OBJECTIVE -
Copy every row below word for word, leaving out the picture.

— start of PROVIDED DATA —

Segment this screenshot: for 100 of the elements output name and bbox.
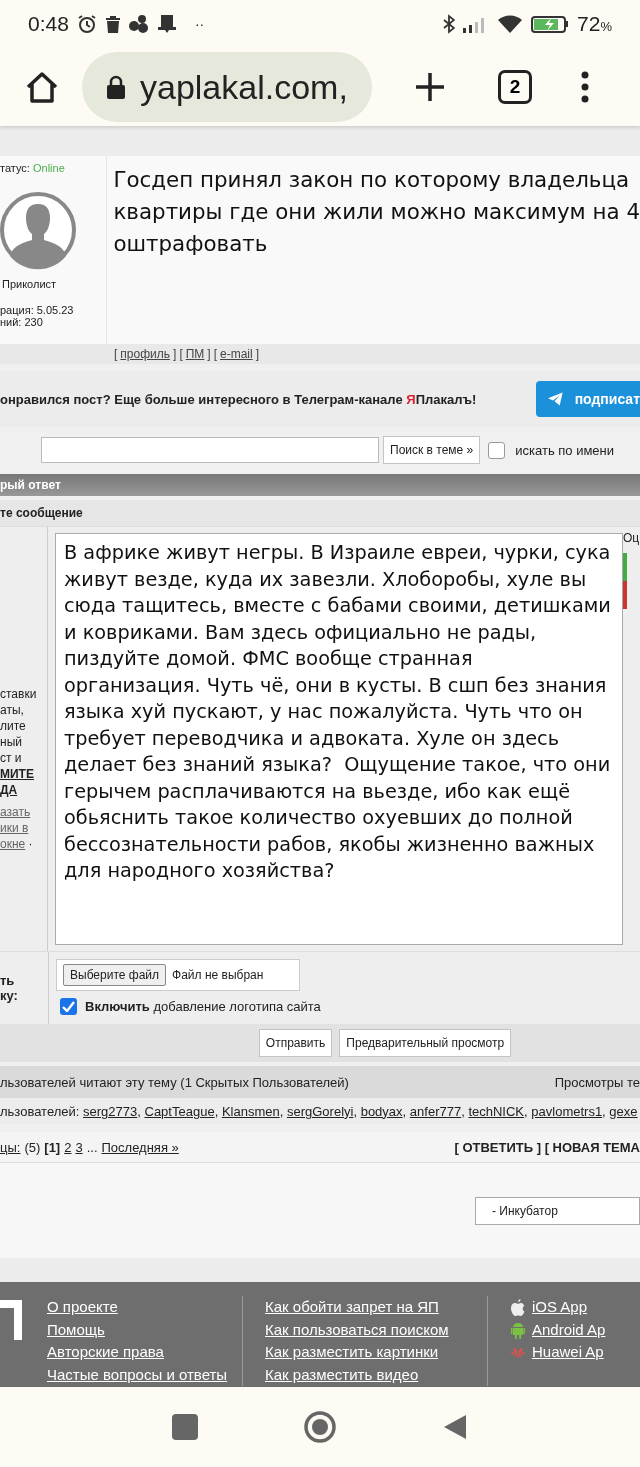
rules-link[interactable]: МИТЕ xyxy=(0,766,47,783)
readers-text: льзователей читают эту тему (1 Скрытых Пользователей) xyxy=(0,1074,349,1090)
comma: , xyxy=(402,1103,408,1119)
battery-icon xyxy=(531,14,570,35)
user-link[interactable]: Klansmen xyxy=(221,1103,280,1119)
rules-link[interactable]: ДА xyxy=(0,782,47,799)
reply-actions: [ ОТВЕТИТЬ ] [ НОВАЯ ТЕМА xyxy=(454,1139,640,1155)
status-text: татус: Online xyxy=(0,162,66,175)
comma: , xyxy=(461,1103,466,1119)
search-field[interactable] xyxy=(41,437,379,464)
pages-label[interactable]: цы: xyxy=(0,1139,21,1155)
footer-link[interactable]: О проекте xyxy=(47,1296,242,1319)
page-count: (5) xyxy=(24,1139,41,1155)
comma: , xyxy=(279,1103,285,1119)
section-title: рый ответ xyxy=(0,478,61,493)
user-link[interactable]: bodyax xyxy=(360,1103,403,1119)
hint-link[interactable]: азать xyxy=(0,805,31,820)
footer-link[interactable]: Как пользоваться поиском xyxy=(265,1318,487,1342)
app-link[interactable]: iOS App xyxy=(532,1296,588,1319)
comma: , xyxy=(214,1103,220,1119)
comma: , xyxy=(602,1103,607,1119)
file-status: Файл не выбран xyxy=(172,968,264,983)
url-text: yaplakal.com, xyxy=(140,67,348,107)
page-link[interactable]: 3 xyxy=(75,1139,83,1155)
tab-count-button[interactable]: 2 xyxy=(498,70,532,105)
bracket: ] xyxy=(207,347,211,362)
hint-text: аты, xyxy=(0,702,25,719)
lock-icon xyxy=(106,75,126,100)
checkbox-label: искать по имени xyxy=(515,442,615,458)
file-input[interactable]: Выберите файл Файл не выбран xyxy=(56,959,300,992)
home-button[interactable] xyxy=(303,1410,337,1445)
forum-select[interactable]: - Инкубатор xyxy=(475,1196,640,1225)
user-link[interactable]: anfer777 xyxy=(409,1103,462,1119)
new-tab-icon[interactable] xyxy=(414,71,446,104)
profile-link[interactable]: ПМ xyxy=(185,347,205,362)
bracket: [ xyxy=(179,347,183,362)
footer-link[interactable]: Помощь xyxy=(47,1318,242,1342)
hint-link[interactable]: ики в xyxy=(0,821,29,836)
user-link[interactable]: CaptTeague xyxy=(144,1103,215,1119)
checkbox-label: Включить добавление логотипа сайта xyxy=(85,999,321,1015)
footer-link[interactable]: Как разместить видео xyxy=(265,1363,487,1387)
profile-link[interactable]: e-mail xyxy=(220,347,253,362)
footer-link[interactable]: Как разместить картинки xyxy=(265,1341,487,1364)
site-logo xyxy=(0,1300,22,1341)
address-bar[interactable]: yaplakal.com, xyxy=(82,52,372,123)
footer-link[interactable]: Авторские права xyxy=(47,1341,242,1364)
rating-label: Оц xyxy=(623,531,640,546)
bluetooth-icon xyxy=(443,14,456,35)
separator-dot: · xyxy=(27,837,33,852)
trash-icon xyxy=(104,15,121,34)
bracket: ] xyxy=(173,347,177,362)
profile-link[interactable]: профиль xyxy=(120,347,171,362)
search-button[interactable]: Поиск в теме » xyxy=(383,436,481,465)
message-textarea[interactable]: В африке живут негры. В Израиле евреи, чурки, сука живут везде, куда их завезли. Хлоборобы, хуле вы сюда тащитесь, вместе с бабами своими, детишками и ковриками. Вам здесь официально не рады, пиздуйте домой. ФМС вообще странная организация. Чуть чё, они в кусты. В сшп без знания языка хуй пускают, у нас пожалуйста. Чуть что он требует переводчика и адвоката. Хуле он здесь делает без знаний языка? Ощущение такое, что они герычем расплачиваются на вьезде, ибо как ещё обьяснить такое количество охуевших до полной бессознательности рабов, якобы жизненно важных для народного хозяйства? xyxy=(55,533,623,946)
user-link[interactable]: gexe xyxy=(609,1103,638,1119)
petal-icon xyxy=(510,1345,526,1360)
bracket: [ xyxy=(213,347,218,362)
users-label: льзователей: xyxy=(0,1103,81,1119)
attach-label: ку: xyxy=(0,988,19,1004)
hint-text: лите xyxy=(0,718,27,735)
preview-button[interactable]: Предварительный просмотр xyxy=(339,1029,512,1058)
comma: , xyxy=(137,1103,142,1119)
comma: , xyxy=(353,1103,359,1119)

— end of PROVIDED DATA —

RESULT BELOW -
Segment this screenshot: for 100 of the elements output name and bbox.
rules-link[interactable]: МИТЕ xyxy=(0,766,47,783)
readers-text: льзователей читают эту тему (1 Скрытых Пользователей) xyxy=(0,1074,349,1090)
comma: , xyxy=(402,1103,408,1119)
battery-icon xyxy=(531,14,570,35)
user-link[interactable]: Klansmen xyxy=(221,1103,280,1119)
rules-link[interactable]: ДА xyxy=(0,782,47,799)
reply-actions: [ ОТВЕТИТЬ ] [ НОВАЯ ТЕМА xyxy=(454,1139,640,1155)
status-text: татус: Online xyxy=(0,162,66,175)
comma: , xyxy=(461,1103,466,1119)
search-field[interactable] xyxy=(41,437,379,464)
pages-label[interactable]: цы: xyxy=(0,1139,21,1155)
footer-link[interactable]: О проекте xyxy=(47,1296,242,1319)
page-count: (5) xyxy=(24,1139,41,1155)
comma: , xyxy=(279,1103,285,1119)
section-title: рый ответ xyxy=(0,478,61,493)
user-link[interactable]: bodyax xyxy=(360,1103,403,1119)
hint-link[interactable]: азать xyxy=(0,805,31,820)
footer-link[interactable]: Как пользоваться поиском xyxy=(265,1318,487,1342)
app-link[interactable]: iOS App xyxy=(532,1296,588,1319)
comma: , xyxy=(214,1103,220,1119)
comma: , xyxy=(602,1103,607,1119)
file-status: Файл не выбран xyxy=(172,968,264,983)
url-text: yaplakal.com, xyxy=(140,67,348,107)
page-link[interactable]: 3 xyxy=(75,1139,83,1155)
tab-count-button[interactable]: 2 xyxy=(498,70,532,105)
bracket: ] xyxy=(207,347,211,362)
hint-text: аты, xyxy=(0,702,25,719)
lock-icon xyxy=(106,75,126,100)
checkbox-label: искать по имени xyxy=(515,442,615,458)
file-input[interactable]: Выберите файл Файл не выбран xyxy=(56,959,300,992)
home-button[interactable] xyxy=(303,1410,337,1445)
forum-select[interactable]: - Инкубатор xyxy=(475,1196,640,1225)
user-link[interactable]: anfer777 xyxy=(409,1103,462,1119)
new-tab-icon[interactable] xyxy=(414,71,446,104)
profile-link[interactable]: ПМ xyxy=(185,347,205,362)
bracket: [ xyxy=(179,347,183,362)
footer-link[interactable]: Помощь xyxy=(47,1318,242,1342)
hint-link[interactable]: ики в xyxy=(0,821,29,836)
user-link[interactable]: CaptTeague xyxy=(144,1103,215,1119)
checkbox-label: Включить добавление логотипа сайта xyxy=(85,999,321,1015)
footer-link[interactable]: Как разместить видео xyxy=(265,1363,487,1387)
profile-link[interactable]: e-mail xyxy=(220,347,253,362)
footer-link[interactable]: Как разместить картинки xyxy=(265,1341,487,1364)
site-logo xyxy=(0,1300,22,1341)
address-bar[interactable]: yaplakal.com, xyxy=(82,52,372,123)
footer-link[interactable]: Авторские права xyxy=(47,1341,242,1364)
rating-label: Оц xyxy=(623,531,640,546)
bluetooth-icon xyxy=(443,14,456,35)
separator-dot: · xyxy=(27,837,33,852)
trash-icon xyxy=(104,15,121,34)
bracket: ] xyxy=(173,347,177,362)
profile-link[interactable]: профиль xyxy=(120,347,171,362)
search-button[interactable]: Поиск в теме » xyxy=(383,436,481,465)
message-textarea[interactable]: В африке живут негры. В Израиле евреи, чурки, сука живут везде, куда их завезли. Хлоборобы, хуле вы сюда тащитесь, вместе с бабами своими, детишками и ковриками. Вам здесь официально не рады, пиздуйте домой. ФМС вообще странная организация. Чуть чё, они в кусты. В сшп без знания языка хуй пускают, у нас пожалуйста. Чуть что он требует переводчика и адвоката. Хуле он здесь делает без знаний языка? Ощущение такое, что они герычем расплачиваются на вьезде, ибо как ещё обьяснить такое количество охуевших до полной бессознательности рабов, якобы жизненно важных для народного хозяйства? xyxy=(55,533,623,946)
user-link[interactable]: gexe xyxy=(609,1103,638,1119)
petal-icon xyxy=(510,1345,526,1360)
bracket: [ xyxy=(213,347,218,362)
users-label: льзователей: xyxy=(0,1103,81,1119)
attach-label: ку: xyxy=(0,988,19,1004)
hint-text: лите xyxy=(0,718,27,735)
preview-button[interactable]: Предварительный просмотр xyxy=(339,1029,512,1058)
comma: , xyxy=(137,1103,142,1119)
comma: , xyxy=(353,1103,359,1119)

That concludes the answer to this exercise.